# Start of Listed records

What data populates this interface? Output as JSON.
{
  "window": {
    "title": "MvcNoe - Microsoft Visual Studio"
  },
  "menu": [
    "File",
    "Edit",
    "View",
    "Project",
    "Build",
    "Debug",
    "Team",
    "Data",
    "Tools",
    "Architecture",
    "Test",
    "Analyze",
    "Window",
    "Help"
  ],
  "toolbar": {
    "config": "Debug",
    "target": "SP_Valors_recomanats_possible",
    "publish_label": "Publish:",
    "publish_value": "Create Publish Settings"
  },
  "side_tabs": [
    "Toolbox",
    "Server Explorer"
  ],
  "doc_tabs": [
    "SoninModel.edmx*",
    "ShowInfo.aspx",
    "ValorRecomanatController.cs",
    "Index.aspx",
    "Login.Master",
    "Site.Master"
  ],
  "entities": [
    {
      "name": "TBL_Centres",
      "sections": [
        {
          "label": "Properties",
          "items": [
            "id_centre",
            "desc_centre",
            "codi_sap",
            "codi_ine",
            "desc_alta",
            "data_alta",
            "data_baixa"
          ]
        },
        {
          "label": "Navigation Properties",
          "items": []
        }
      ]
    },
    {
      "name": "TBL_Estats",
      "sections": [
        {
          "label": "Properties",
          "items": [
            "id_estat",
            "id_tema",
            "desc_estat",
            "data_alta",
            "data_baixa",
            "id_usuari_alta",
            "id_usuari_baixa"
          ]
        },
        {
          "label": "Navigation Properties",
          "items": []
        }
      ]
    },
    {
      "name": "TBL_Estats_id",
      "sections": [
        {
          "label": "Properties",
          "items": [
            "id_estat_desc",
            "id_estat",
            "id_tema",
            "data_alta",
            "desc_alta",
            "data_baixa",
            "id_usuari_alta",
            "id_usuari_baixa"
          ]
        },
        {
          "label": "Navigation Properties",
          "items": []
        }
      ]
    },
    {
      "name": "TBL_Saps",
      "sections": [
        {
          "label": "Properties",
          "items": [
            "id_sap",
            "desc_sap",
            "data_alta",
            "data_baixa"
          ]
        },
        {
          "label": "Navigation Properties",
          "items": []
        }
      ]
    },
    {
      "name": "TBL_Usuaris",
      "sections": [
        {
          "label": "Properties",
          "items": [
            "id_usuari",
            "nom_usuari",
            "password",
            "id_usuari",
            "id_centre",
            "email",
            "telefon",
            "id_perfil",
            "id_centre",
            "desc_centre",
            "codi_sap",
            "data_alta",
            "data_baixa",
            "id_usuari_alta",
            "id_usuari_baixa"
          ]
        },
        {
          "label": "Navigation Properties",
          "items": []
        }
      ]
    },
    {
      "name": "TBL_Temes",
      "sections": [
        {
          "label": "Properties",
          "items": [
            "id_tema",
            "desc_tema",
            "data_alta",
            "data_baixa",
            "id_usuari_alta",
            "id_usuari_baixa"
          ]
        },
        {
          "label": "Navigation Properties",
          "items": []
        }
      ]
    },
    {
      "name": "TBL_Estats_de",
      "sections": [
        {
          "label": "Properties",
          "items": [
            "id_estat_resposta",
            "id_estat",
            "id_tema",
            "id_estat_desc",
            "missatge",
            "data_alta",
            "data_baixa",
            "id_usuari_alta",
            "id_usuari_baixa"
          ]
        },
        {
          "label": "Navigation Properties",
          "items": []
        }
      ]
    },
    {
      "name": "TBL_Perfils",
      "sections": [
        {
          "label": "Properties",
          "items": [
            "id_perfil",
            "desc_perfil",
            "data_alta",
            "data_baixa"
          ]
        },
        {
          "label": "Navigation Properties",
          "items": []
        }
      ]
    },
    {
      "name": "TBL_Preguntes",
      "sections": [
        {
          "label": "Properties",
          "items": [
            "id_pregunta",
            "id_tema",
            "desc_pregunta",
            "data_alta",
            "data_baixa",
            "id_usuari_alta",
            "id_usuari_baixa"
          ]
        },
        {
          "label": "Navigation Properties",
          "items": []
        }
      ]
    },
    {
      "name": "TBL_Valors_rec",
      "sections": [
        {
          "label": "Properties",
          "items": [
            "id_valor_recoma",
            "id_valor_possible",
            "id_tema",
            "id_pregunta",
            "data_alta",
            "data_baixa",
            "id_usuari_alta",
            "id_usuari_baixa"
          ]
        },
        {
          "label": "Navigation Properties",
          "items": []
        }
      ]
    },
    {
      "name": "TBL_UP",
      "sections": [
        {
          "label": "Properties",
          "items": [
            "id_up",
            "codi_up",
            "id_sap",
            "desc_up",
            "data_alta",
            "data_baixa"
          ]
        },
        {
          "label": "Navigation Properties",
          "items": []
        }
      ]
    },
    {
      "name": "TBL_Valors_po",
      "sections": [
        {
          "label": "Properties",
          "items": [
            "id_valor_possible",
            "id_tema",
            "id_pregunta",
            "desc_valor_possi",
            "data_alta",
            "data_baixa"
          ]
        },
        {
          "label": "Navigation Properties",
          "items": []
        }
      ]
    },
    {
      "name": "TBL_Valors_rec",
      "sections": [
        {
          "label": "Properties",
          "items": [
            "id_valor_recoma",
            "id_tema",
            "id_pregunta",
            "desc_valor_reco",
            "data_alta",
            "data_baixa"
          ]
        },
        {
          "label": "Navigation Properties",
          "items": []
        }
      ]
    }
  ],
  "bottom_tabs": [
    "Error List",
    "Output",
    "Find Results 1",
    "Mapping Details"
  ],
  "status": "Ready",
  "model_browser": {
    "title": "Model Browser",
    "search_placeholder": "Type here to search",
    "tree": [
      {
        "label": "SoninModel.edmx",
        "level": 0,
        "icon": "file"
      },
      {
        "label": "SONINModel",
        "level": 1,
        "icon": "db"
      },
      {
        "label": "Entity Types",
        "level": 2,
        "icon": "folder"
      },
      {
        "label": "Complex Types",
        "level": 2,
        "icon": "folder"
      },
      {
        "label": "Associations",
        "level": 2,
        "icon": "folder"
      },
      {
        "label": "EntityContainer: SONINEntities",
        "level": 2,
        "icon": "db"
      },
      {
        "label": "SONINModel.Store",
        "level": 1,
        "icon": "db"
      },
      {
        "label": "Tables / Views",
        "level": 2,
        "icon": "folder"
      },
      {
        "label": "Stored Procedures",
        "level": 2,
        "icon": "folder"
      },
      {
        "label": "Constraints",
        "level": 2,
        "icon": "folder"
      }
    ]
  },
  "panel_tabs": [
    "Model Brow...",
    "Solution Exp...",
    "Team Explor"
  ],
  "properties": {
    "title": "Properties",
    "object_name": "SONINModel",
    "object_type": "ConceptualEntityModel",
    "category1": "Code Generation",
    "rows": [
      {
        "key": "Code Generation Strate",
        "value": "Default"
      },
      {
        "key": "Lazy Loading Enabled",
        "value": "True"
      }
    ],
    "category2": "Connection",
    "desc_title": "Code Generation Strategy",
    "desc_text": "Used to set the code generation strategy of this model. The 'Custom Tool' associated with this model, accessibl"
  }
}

# End of Listed records

▶ Directive: Give back the data above exactly as it appears.

▶ Answer in full:
What data populates this interface? Output as JSON.
{
  "window": {
    "title": "MvcNoe - Microsoft Visual Studio"
  },
  "menu": [
    "File",
    "Edit",
    "View",
    "Project",
    "Build",
    "Debug",
    "Team",
    "Data",
    "Tools",
    "Architecture",
    "Test",
    "Analyze",
    "Window",
    "Help"
  ],
  "toolbar": {
    "config": "Debug",
    "target": "SP_Valors_recomanats_possible",
    "publish_label": "Publish:",
    "publish_value": "Create Publish Settings"
  },
  "side_tabs": [
    "Toolbox",
    "Server Explorer"
  ],
  "doc_tabs": [
    "SoninModel.edmx*",
    "ShowInfo.aspx",
    "ValorRecomanatController.cs",
    "Index.aspx",
    "Login.Master",
    "Site.Master"
  ],
  "entities": [
    {
      "name": "TBL_Centres",
      "sections": [
        {
          "label": "Properties",
          "items": [
            "id_centre",
            "desc_centre",
            "codi_sap",
            "codi_ine",
            "desc_alta",
            "data_alta",
            "data_baixa"
          ]
        },
        {
          "label": "Navigation Properties",
          "items": []
        }
      ]
    },
    {
      "name": "TBL_Estats",
      "sections": [
        {
          "label": "Properties",
          "items": [
            "id_estat",
            "id_tema",
            "desc_estat",
            "data_alta",
            "data_baixa",
            "id_usuari_alta",
            "id_usuari_baixa"
          ]
        },
        {
          "label": "Navigation Properties",
          "items": []
        }
      ]
    },
    {
      "name": "TBL_Estats_id",
      "sections": [
        {
          "label": "Properties",
          "items": [
            "id_estat_desc",
            "id_estat",
            "id_tema",
            "data_alta",
            "desc_alta",
            "data_baixa",
            "id_usuari_alta",
            "id_usuari_baixa"
          ]
        },
        {
          "label": "Navigation Properties",
          "items": []
        }
      ]
    },
    {
      "name": "TBL_Saps",
      "sections": [
        {
          "label": "Properties",
          "items": [
            "id_sap",
            "desc_sap",
            "data_alta",
            "data_baixa"
          ]
        },
        {
          "label": "Navigation Properties",
          "items": []
        }
      ]
    },
    {
      "name": "TBL_Usuaris",
      "sections": [
        {
          "label": "Properties",
          "items": [
            "id_usuari",
            "nom_usuari",
            "password",
            "id_usuari",
            "id_centre",
            "email",
            "telefon",
            "id_perfil",
            "id_centre",
            "desc_centre",
            "codi_sap",
            "data_alta",
            "data_baixa",
            "id_usuari_alta",
            "id_usuari_baixa"
          ]
        },
        {
          "label": "Navigation Properties",
          "items": []
        }
      ]
    },
    {
      "name": "TBL_Temes",
      "sections": [
        {
          "label": "Properties",
          "items": [
            "id_tema",
            "desc_tema",
            "data_alta",
            "data_baixa",
            "id_usuari_alta",
            "id_usuari_baixa"
          ]
        },
        {
          "label": "Navigation Properties",
          "items": []
        }
      ]
    },
    {
      "name": "TBL_Estats_de",
      "sections": [
        {
          "label": "Properties",
          "items": [
            "id_estat_resposta",
            "id_estat",
            "id_tema",
            "id_estat_desc",
            "missatge",
            "data_alta",
            "data_baixa",
            "id_usuari_alta",
            "id_usuari_baixa"
          ]
        },
        {
          "label": "Navigation Properties",
          "items": []
        }
      ]
    },
    {
      "name": "TBL_Perfils",
      "sections": [
        {
          "label": "Properties",
          "items": [
            "id_perfil",
            "desc_perfil",
            "data_alta",
            "data_baixa"
          ]
        },
        {
          "label": "Navigation Properties",
          "items": []
        }
      ]
    },
    {
      "name": "TBL_Preguntes",
      "sections": [
        {
          "label": "Properties",
          "items": [
            "id_pregunta",
            "id_tema",
            "desc_pregunta",
            "data_alta",
            "data_baixa",
            "id_usuari_alta",
            "id_usuari_baixa"
          ]
        },
        {
          "label": "Navigation Properties",
          "items": []
        }
      ]
    },
    {
      "name": "TBL_Valors_rec",
      "sections": [
        {
          "label": "Properties",
          "items": [
            "id_valor_recoma",
            "id_valor_possible",
            "id_tema",
            "id_pregunta",
            "data_alta",
            "data_baixa",
            "id_usuari_alta",
            "id_usuari_baixa"
          ]
        },
        {
          "label": "Navigation Properties",
          "items": []
        }
      ]
    },
    {
      "name": "TBL_UP",
      "sections": [
        {
          "label": "Properties",
          "items": [
            "id_up",
            "codi_up",
            "id_sap",
            "desc_up",
            "data_alta",
            "data_baixa"
          ]
        },
        {
          "label": "Navigation Properties",
          "items": []
        }
      ]
    },
    {
      "name": "TBL_Valors_po",
      "sections": [
        {
          "label": "Properties",
          "items": [
            "id_valor_possible",
            "id_tema",
            "id_pregunta",
            "desc_valor_possi",
            "data_alta",
            "data_baixa"
          ]
        },
        {
          "label": "Navigation Properties",
          "items": []
        }
      ]
    },
    {
      "name": "TBL_Valors_rec",
      "sections": [
        {
          "label": "Properties",
          "items": [
            "id_valor_recoma",
            "id_tema",
            "id_pregunta",
            "desc_valor_reco",
            "data_alta",
            "data_baixa"
          ]
        },
        {
          "label": "Navigation Properties",
          "items": []
        }
      ]
    }
  ],
  "bottom_tabs": [
    "Error List",
    "Output",
    "Find Results 1",
    "Mapping Details"
  ],
  "status": "Ready",
  "model_browser": {
    "title": "Model Browser",
    "search_placeholder": "Type here to search",
    "tree": [
      {
        "label": "SoninModel.edmx",
        "level": 0,
        "icon": "file"
      },
      {
        "label": "SONINModel",
        "level": 1,
        "icon": "db"
      },
      {
        "label": "Entity Types",
        "level": 2,
        "icon": "folder"
      },
      {
        "label": "Complex Types",
        "level": 2,
        "icon": "folder"
      },
      {
        "label": "Associations",
        "level": 2,
        "icon": "folder"
      },
      {
        "label": "EntityContainer: SONINEntities",
        "level": 2,
        "icon": "db"
      },
      {
        "label": "SONINModel.Store",
        "level": 1,
        "icon": "db"
      },
      {
        "label": "Tables / Views",
        "level": 2,
        "icon": "folder"
      },
      {
        "label": "Stored Procedures",
        "level": 2,
        "icon": "folder"
      },
      {
        "label": "Constraints",
        "level": 2,
        "icon": "folder"
      }
    ]
  },
  "panel_tabs": [
    "Model Brow...",
    "Solution Exp...",
    "Team Explor"
  ],
  "properties": {
    "title": "Properties",
    "object_name": "SONINModel",
    "object_type": "ConceptualEntityModel",
    "category1": "Code Generation",
    "rows": [
      {
        "key": "Code Generation Strate",
        "value": "Default"
      },
      {
        "key": "Lazy Loading Enabled",
        "value": "True"
      }
    ],
    "category2": "Connection",
    "desc_title": "Code Generation Strategy",
    "desc_text": "Used to set the code generation strategy of this model. The 'Custom Tool' associated with this model, accessibl"
  }
}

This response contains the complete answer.